● To do: Return all the entries exactly, keeping pictures out.
** start Record excerpts **
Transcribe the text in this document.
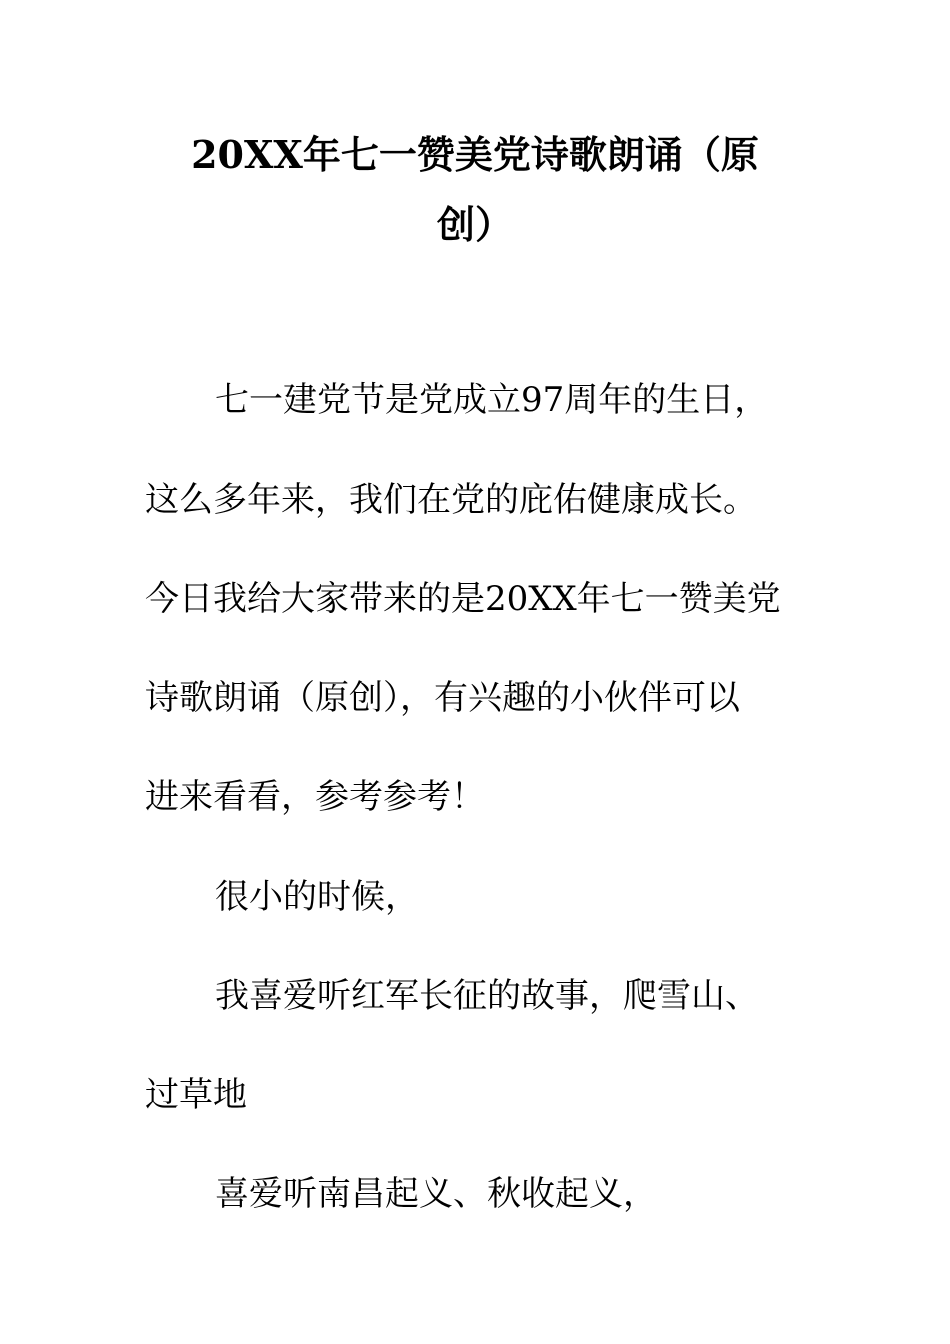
20XX年七一赞美党诗歌朗诵（原
创）

七一建党节是党成立97周年的生日，

这么多年来，我们在党的庇佑健康成长。

今日我给大家带来的是20XX年七一赞美党

诗歌朗诵（原创），有兴趣的小伙伴可以

进来看看，参考参考！

很小的时候，

我喜爱听红军长征的故事，爬雪山、

过草地

喜爱听南昌起义、秋收起义，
** end Record excerpts **
● Full solution:
Transcribe the text in this document.
20XX年七一赞美党诗歌朗诵（原
创）

七一建党节是党成立97周年的生日，

这么多年来，我们在党的庇佑健康成长。

今日我给大家带来的是20XX年七一赞美党

诗歌朗诵（原创），有兴趣的小伙伴可以

进来看看，参考参考！

很小的时候，

我喜爱听红军长征的故事，爬雪山、

过草地

喜爱听南昌起义、秋收起义，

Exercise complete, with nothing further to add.